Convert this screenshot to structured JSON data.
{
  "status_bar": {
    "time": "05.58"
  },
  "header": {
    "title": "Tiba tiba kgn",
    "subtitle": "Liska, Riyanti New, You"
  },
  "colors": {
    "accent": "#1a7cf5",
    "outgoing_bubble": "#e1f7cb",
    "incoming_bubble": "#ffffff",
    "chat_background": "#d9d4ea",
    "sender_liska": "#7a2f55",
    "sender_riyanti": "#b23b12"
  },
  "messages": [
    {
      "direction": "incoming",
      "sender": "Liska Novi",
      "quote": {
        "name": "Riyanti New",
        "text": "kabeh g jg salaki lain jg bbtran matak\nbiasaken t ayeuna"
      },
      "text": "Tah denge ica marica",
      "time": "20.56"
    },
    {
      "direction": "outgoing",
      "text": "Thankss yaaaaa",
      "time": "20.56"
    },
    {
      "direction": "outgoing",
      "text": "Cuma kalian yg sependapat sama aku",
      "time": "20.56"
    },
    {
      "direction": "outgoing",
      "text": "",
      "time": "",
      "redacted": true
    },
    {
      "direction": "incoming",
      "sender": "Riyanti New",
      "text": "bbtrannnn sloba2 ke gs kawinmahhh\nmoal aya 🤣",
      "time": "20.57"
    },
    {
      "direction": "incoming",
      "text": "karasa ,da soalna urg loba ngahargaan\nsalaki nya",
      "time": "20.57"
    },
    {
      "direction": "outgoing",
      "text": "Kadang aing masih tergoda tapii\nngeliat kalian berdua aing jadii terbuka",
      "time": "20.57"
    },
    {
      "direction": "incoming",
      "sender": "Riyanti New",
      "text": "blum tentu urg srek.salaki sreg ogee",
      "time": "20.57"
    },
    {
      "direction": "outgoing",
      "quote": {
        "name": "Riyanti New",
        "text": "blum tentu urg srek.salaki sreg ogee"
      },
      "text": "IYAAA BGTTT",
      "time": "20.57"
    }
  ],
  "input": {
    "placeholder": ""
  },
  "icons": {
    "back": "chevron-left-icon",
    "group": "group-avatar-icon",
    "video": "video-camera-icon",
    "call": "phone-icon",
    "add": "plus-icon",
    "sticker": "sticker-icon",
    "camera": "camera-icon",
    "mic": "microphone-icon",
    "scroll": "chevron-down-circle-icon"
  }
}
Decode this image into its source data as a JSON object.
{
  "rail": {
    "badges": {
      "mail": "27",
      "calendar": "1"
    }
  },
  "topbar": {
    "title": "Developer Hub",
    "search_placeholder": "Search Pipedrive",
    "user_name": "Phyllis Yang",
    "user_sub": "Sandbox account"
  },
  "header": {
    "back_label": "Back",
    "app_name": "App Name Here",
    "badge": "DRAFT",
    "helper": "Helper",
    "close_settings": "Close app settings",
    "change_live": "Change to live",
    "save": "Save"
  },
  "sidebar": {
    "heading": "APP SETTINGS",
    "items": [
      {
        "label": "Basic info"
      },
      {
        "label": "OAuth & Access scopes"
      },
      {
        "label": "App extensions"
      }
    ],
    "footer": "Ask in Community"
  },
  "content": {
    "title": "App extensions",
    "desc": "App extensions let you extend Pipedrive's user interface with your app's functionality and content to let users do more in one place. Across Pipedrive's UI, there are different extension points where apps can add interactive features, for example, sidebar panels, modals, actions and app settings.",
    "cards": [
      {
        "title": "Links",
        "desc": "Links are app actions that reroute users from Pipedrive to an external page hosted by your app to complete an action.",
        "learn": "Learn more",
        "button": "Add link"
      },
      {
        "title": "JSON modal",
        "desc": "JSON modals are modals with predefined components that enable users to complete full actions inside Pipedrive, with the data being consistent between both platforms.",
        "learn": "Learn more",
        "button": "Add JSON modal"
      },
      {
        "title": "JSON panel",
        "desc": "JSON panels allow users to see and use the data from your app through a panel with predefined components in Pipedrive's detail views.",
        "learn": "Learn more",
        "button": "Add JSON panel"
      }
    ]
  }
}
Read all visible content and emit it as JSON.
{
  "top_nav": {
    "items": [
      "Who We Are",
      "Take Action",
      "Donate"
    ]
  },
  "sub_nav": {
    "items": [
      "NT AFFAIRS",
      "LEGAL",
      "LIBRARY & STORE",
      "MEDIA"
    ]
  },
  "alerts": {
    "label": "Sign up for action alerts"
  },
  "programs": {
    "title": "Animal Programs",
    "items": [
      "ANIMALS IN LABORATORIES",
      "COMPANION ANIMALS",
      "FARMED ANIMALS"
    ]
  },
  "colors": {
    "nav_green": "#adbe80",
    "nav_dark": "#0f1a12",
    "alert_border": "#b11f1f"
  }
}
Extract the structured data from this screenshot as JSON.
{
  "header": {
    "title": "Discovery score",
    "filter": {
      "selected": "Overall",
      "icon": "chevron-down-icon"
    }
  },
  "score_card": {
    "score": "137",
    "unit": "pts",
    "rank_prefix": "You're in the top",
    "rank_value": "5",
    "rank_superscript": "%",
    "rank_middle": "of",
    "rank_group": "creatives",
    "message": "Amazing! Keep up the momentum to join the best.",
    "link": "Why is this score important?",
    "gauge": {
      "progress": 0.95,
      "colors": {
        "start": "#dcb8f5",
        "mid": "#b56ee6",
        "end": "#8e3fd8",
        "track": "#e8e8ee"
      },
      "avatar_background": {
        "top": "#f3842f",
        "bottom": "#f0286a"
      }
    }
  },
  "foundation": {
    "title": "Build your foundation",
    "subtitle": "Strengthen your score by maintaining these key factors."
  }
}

--------------------------------------------------

### REQUIREMENTS
From the entries, copy out each line containing the word "users".

### RESPONSE
    "desc": "App extensions let you extend Pipedrive's user interface with your app's functionality and content to let users do more in one place. Across Pipedrive's UI, there are different extension points where apps can add interactive features, for example, sidebar panels, modals, actions and app settings.",
        "desc": "Links are app actions that reroute users from Pipedrive to an external page hosted by your app to complete an action.",
        "desc": "JSON modals are modals with predefined components that enable users to complete full actions inside Pipedrive, with the data being consistent between both platforms.",
        "desc": "JSON panels allow users to see and use the data from your app through a panel with predefined components in Pipedrive's detail views.",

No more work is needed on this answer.